DIRECTIONS —
Retype the data below without altering anything.

SUPPLIED MATERIAL —
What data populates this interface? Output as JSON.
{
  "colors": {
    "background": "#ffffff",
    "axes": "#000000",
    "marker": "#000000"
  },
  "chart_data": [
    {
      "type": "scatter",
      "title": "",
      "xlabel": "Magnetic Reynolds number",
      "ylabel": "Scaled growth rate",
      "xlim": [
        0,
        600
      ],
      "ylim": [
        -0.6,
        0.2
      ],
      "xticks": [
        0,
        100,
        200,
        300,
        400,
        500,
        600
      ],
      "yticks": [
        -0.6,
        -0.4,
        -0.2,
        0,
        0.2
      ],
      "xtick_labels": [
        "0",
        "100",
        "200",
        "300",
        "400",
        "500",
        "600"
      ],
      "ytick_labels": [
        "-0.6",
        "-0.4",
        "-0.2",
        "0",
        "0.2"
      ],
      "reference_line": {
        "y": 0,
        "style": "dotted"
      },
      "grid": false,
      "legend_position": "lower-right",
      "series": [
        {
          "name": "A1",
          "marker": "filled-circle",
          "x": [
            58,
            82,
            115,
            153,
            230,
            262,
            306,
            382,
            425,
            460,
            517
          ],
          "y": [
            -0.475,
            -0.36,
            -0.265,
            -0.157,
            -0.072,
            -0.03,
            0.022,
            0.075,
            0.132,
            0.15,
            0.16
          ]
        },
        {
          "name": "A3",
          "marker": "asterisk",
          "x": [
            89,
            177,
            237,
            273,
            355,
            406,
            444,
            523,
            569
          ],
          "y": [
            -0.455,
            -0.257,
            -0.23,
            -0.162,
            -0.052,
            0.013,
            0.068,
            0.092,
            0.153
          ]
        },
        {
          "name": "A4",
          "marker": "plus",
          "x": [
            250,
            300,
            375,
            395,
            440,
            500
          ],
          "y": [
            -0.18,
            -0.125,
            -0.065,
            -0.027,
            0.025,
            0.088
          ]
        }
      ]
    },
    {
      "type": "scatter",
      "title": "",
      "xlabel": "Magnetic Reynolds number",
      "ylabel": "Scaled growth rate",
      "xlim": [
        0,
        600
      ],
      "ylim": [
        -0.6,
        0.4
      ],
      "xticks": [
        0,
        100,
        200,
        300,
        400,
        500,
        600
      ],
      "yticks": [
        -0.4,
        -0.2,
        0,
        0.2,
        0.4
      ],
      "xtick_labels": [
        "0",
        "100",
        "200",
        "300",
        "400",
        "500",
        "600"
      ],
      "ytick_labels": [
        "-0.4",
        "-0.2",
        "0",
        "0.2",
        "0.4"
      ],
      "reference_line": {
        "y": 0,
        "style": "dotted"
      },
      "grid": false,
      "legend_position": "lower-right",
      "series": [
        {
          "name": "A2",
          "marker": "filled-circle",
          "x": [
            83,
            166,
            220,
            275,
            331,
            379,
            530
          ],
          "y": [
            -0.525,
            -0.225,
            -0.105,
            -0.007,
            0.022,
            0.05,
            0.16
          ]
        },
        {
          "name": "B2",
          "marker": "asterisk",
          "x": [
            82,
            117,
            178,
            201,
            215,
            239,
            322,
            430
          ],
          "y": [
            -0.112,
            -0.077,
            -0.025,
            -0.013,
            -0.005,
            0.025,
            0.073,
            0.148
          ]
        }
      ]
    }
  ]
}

SOLUTION FOR THIS TASK —
What data populates this interface? Output as JSON.
{
  "colors": {
    "background": "#ffffff",
    "axes": "#000000",
    "marker": "#000000"
  },
  "chart_data": [
    {
      "type": "scatter",
      "title": "",
      "xlabel": "Magnetic Reynolds number",
      "ylabel": "Scaled growth rate",
      "xlim": [
        0,
        600
      ],
      "ylim": [
        -0.6,
        0.2
      ],
      "xticks": [
        0,
        100,
        200,
        300,
        400,
        500,
        600
      ],
      "yticks": [
        -0.6,
        -0.4,
        -0.2,
        0,
        0.2
      ],
      "xtick_labels": [
        "0",
        "100",
        "200",
        "300",
        "400",
        "500",
        "600"
      ],
      "ytick_labels": [
        "-0.6",
        "-0.4",
        "-0.2",
        "0",
        "0.2"
      ],
      "reference_line": {
        "y": 0,
        "style": "dotted"
      },
      "grid": false,
      "legend_position": "lower-right",
      "series": [
        {
          "name": "A1",
          "marker": "filled-circle",
          "x": [
            58,
            82,
            115,
            153,
            230,
            262,
            306,
            382,
            425,
            460,
            517
          ],
          "y": [
            -0.475,
            -0.36,
            -0.265,
            -0.157,
            -0.072,
            -0.03,
            0.022,
            0.075,
            0.132,
            0.15,
            0.16
          ]
        },
        {
          "name": "A3",
          "marker": "asterisk",
          "x": [
            89,
            177,
            237,
            273,
            355,
            406,
            444,
            523,
            569
          ],
          "y": [
            -0.455,
            -0.257,
            -0.23,
            -0.162,
            -0.052,
            0.013,
            0.068,
            0.092,
            0.153
          ]
        },
        {
          "name": "A4",
          "marker": "plus",
          "x": [
            250,
            300,
            375,
            395,
            440,
            500
          ],
          "y": [
            -0.18,
            -0.125,
            -0.065,
            -0.027,
            0.025,
            0.088
          ]
        }
      ]
    },
    {
      "type": "scatter",
      "title": "",
      "xlabel": "Magnetic Reynolds number",
      "ylabel": "Scaled growth rate",
      "xlim": [
        0,
        600
      ],
      "ylim": [
        -0.6,
        0.4
      ],
      "xticks": [
        0,
        100,
        200,
        300,
        400,
        500,
        600
      ],
      "yticks": [
        -0.4,
        -0.2,
        0,
        0.2,
        0.4
      ],
      "xtick_labels": [
        "0",
        "100",
        "200",
        "300",
        "400",
        "500",
        "600"
      ],
      "ytick_labels": [
        "-0.4",
        "-0.2",
        "0",
        "0.2",
        "0.4"
      ],
      "reference_line": {
        "y": 0,
        "style": "dotted"
      },
      "grid": false,
      "legend_position": "lower-right",
      "series": [
        {
          "name": "A2",
          "marker": "filled-circle",
          "x": [
            83,
            166,
            220,
            275,
            331,
            379,
            530
          ],
          "y": [
            -0.525,
            -0.225,
            -0.105,
            -0.007,
            0.022,
            0.05,
            0.16
          ]
        },
        {
          "name": "B2",
          "marker": "asterisk",
          "x": [
            82,
            117,
            178,
            201,
            215,
            239,
            322,
            430
          ],
          "y": [
            -0.112,
            -0.077,
            -0.025,
            -0.013,
            -0.005,
            0.025,
            0.073,
            0.148
          ]
        }
      ]
    }
  ]
}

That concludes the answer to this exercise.